**To do**
Which of the lines below contain the string "text"? Copy each one.

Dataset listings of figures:
========

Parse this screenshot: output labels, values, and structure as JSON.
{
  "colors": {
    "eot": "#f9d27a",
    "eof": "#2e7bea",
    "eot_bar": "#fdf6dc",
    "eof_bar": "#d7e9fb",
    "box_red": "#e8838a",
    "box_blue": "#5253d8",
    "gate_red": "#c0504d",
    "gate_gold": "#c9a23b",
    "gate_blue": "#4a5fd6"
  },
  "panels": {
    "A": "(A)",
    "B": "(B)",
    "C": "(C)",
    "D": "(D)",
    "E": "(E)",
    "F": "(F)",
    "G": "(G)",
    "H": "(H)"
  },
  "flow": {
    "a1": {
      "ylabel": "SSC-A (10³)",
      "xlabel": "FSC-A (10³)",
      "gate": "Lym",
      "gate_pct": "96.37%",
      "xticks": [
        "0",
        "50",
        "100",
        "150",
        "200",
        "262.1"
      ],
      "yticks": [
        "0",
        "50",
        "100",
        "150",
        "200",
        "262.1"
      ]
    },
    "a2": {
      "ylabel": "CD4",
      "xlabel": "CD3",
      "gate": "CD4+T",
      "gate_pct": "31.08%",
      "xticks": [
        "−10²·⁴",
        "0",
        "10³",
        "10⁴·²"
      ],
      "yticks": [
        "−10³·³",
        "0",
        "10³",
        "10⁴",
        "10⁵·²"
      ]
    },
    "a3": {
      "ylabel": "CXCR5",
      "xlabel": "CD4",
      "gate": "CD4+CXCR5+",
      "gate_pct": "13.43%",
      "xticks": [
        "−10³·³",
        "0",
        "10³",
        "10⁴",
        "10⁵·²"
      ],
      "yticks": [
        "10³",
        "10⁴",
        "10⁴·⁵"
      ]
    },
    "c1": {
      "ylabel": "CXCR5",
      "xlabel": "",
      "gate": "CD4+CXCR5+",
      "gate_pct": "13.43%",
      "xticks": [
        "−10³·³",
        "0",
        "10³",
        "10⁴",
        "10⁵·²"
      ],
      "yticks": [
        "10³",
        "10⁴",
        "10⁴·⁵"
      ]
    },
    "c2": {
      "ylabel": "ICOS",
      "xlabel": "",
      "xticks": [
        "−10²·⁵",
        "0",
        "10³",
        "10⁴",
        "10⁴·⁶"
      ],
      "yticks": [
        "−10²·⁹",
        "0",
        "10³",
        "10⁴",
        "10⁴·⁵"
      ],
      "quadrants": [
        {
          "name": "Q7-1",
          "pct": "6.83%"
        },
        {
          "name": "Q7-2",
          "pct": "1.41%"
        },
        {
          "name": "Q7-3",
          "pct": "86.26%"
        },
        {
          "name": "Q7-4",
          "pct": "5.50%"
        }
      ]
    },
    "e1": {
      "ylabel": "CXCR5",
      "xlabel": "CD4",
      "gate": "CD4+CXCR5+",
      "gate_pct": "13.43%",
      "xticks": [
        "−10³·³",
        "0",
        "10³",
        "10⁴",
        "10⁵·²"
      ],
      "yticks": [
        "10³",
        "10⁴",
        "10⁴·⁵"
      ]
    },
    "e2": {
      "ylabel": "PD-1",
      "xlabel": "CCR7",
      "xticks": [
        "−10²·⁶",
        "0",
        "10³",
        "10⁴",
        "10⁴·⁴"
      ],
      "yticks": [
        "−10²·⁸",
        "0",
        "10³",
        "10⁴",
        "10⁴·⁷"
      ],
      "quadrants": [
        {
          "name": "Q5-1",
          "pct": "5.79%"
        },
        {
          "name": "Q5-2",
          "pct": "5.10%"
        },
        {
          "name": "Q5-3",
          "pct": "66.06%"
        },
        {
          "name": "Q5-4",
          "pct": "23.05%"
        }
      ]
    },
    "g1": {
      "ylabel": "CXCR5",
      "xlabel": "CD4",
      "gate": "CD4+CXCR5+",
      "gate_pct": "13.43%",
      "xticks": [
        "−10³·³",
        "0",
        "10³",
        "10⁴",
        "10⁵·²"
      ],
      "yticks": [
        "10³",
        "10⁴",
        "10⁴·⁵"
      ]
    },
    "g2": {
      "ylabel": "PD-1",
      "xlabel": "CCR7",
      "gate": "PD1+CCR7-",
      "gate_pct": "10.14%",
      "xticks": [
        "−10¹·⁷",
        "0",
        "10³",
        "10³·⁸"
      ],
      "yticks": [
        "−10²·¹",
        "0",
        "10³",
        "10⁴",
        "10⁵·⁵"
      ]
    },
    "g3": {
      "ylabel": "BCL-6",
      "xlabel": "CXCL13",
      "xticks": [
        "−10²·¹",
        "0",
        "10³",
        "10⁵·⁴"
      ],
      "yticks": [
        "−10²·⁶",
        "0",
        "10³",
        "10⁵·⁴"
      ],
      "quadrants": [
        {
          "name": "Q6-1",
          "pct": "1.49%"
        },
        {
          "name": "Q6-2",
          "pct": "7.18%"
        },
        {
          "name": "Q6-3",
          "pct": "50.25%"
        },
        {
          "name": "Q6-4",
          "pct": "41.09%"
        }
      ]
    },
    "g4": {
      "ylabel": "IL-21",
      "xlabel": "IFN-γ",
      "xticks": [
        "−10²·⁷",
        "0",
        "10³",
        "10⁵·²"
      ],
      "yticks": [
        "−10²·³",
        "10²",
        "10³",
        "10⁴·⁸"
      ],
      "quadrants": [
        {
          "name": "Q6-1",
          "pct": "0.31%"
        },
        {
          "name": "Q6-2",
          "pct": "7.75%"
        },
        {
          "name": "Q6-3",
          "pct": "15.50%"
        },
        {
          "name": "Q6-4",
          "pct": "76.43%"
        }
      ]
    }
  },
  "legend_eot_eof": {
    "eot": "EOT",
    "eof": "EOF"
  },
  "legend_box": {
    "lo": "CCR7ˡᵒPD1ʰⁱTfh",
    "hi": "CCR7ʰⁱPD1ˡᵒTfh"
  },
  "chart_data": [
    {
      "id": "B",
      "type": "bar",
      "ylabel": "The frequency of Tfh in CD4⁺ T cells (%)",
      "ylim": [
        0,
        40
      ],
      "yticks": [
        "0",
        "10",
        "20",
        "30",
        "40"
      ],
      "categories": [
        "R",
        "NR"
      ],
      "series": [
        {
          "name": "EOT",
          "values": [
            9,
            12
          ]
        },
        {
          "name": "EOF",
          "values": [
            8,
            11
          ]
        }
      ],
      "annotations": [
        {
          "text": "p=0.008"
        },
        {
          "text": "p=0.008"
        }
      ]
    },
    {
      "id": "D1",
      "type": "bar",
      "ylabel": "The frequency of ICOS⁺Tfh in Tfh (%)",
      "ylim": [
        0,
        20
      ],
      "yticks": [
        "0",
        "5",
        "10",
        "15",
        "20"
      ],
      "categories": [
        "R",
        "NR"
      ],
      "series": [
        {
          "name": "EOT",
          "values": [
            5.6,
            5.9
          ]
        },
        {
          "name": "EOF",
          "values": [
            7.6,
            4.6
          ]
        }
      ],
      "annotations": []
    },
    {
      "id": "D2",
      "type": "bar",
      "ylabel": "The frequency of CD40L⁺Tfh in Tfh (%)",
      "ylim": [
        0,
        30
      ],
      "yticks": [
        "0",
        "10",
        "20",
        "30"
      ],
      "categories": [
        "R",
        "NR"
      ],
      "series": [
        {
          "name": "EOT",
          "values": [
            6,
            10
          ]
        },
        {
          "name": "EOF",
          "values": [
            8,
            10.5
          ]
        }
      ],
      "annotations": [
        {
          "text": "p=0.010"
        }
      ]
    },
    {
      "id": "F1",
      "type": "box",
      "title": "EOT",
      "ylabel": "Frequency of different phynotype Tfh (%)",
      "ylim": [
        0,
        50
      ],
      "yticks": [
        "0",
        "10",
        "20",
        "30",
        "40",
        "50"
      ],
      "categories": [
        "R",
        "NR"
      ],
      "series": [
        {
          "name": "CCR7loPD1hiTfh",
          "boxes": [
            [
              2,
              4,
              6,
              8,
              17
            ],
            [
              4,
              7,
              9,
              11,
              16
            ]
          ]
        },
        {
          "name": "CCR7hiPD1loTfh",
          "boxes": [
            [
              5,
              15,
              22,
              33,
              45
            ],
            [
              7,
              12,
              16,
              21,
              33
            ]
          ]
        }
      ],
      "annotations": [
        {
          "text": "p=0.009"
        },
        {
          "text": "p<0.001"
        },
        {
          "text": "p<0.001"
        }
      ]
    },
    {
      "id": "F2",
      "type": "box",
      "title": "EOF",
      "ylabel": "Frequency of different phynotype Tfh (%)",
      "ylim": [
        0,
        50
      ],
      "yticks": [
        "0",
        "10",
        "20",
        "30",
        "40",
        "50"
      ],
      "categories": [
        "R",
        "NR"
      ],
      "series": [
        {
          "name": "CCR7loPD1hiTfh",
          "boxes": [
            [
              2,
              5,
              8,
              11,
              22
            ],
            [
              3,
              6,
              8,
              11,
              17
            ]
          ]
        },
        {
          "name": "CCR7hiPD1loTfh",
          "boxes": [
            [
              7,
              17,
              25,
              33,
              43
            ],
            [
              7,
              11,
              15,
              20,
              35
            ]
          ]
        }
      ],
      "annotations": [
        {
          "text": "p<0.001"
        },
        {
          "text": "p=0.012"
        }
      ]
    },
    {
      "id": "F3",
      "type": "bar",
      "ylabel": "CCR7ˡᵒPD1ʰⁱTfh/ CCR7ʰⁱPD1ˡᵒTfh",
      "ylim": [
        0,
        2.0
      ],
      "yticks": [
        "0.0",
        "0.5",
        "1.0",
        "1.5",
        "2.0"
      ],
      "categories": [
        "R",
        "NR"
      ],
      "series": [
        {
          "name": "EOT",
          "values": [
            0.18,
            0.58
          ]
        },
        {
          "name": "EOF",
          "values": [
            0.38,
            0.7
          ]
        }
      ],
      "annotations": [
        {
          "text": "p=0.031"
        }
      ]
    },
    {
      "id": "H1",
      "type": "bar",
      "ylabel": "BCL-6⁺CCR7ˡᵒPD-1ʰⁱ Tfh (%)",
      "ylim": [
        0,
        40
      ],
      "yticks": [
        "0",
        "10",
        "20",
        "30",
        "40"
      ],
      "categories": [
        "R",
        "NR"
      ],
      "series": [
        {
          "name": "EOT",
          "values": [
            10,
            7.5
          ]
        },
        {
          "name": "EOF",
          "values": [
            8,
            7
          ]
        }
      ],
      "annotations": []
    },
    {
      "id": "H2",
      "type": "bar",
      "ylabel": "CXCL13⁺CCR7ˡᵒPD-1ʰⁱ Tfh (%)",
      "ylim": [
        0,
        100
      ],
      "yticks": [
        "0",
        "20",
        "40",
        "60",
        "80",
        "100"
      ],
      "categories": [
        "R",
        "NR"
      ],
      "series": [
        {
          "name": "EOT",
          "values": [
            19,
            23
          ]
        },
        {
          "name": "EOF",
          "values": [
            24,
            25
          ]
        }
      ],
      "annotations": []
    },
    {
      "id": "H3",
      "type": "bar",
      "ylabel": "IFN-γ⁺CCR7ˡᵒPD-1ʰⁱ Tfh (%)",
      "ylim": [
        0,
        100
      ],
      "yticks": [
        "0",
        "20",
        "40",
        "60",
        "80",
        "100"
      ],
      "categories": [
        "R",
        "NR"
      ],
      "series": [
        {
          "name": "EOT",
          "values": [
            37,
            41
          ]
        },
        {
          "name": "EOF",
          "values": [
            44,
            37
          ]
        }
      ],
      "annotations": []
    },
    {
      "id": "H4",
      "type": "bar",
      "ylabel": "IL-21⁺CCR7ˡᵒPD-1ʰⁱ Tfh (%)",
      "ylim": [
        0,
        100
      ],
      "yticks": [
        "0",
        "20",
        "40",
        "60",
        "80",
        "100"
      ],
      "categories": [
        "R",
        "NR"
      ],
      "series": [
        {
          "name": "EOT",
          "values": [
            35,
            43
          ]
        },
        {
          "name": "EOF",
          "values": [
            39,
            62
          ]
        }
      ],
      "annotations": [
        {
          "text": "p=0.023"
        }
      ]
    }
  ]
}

========

**Response area**
          "text": "p=0.008"
          "text": "p=0.008"
          "text": "p=0.010"
          "text": "p=0.009"
          "text": "p<0.001"
          "text": "p<0.001"
          "text": "p<0.001"
          "text": "p=0.012"
          "text": "p=0.031"
          "text": "p=0.023"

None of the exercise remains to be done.